» **Supplied data**:
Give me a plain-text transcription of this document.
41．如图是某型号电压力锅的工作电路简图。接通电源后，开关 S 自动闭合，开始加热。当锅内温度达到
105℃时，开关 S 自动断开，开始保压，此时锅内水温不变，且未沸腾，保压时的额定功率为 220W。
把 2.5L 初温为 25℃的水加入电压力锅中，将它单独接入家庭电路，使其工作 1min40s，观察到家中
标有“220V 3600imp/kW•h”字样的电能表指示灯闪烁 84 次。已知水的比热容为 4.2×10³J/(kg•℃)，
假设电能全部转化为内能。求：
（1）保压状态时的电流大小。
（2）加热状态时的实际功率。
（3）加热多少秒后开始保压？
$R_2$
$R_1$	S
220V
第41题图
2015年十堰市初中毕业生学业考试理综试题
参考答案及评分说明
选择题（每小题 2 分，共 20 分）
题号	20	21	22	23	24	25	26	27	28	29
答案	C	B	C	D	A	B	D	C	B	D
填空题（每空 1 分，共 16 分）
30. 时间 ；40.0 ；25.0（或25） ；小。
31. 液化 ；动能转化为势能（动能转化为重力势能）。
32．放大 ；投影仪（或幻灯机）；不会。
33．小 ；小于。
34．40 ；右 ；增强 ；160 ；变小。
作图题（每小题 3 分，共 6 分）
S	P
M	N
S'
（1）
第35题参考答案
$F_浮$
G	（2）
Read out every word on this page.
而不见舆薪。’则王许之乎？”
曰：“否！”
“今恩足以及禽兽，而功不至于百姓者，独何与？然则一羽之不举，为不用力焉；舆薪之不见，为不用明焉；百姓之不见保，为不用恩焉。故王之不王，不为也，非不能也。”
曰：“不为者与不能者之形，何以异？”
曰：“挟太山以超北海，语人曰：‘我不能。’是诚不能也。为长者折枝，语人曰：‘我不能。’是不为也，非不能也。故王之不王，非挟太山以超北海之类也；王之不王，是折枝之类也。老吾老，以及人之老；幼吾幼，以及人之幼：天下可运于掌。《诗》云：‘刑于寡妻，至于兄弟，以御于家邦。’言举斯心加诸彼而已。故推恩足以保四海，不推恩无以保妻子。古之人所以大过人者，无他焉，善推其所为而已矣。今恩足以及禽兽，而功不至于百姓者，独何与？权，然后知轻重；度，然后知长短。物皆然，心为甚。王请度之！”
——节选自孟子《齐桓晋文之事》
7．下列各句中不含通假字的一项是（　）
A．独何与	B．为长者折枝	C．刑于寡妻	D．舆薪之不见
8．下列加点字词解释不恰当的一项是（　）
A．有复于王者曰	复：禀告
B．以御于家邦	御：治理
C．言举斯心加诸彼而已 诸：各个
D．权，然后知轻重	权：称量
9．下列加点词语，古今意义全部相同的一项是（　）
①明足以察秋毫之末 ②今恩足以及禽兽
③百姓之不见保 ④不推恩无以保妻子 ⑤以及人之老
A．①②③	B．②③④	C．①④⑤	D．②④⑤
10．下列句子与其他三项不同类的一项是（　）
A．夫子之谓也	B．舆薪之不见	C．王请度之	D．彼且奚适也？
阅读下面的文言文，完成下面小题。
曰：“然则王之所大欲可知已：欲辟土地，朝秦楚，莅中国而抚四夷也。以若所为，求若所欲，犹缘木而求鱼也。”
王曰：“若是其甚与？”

» **Do this**:
Without changing a word, restate the whole listing.

» **The solution**:
Give me a plain-text transcription of this document.
41．如图是某型号电压力锅的工作电路简图。接通电源后，开关 S 自动闭合，开始加热。当锅内温度达到
105℃时，开关 S 自动断开，开始保压，此时锅内水温不变，且未沸腾，保压时的额定功率为 220W。
把 2.5L 初温为 25℃的水加入电压力锅中，将它单独接入家庭电路，使其工作 1min40s，观察到家中
标有“220V 3600imp/kW•h”字样的电能表指示灯闪烁 84 次。已知水的比热容为 4.2×10³J/(kg•℃)，
假设电能全部转化为内能。求：
（1）保压状态时的电流大小。
（2）加热状态时的实际功率。
（3）加热多少秒后开始保压？
$R_2$
$R_1$	S
220V
第41题图
2015年十堰市初中毕业生学业考试理综试题
参考答案及评分说明
选择题（每小题 2 分，共 20 分）
题号	20	21	22	23	24	25	26	27	28	29
答案	C	B	C	D	A	B	D	C	B	D
填空题（每空 1 分，共 16 分）
30. 时间 ；40.0 ；25.0（或25） ；小。
31. 液化 ；动能转化为势能（动能转化为重力势能）。
32．放大 ；投影仪（或幻灯机）；不会。
33．小 ；小于。
34．40 ；右 ；增强 ；160 ；变小。
作图题（每小题 3 分，共 6 分）
S	P
M	N
S'
（1）
第35题参考答案
$F_浮$
G	（2）
Read out every word on this page.
而不见舆薪。’则王许之乎？”
曰：“否！”
“今恩足以及禽兽，而功不至于百姓者，独何与？然则一羽之不举，为不用力焉；舆薪之不见，为不用明焉；百姓之不见保，为不用恩焉。故王之不王，不为也，非不能也。”
曰：“不为者与不能者之形，何以异？”
曰：“挟太山以超北海，语人曰：‘我不能。’是诚不能也。为长者折枝，语人曰：‘我不能。’是不为也，非不能也。故王之不王，非挟太山以超北海之类也；王之不王，是折枝之类也。老吾老，以及人之老；幼吾幼，以及人之幼：天下可运于掌。《诗》云：‘刑于寡妻，至于兄弟，以御于家邦。’言举斯心加诸彼而已。故推恩足以保四海，不推恩无以保妻子。古之人所以大过人者，无他焉，善推其所为而已矣。今恩足以及禽兽，而功不至于百姓者，独何与？权，然后知轻重；度，然后知长短。物皆然，心为甚。王请度之！”
——节选自孟子《齐桓晋文之事》
7．下列各句中不含通假字的一项是（　）
A．独何与	B．为长者折枝	C．刑于寡妻	D．舆薪之不见
8．下列加点字词解释不恰当的一项是（　）
A．有复于王者曰	复：禀告
B．以御于家邦	御：治理
C．言举斯心加诸彼而已 诸：各个
D．权，然后知轻重	权：称量
9．下列加点词语，古今意义全部相同的一项是（　）
①明足以察秋毫之末 ②今恩足以及禽兽
③百姓之不见保 ④不推恩无以保妻子 ⑤以及人之老
A．①②③	B．②③④	C．①④⑤	D．②④⑤
10．下列句子与其他三项不同类的一项是（　）
A．夫子之谓也	B．舆薪之不见	C．王请度之	D．彼且奚适也？
阅读下面的文言文，完成下面小题。
曰：“然则王之所大欲可知已：欲辟土地，朝秦楚，莅中国而抚四夷也。以若所为，求若所欲，犹缘木而求鱼也。”
王曰：“若是其甚与？”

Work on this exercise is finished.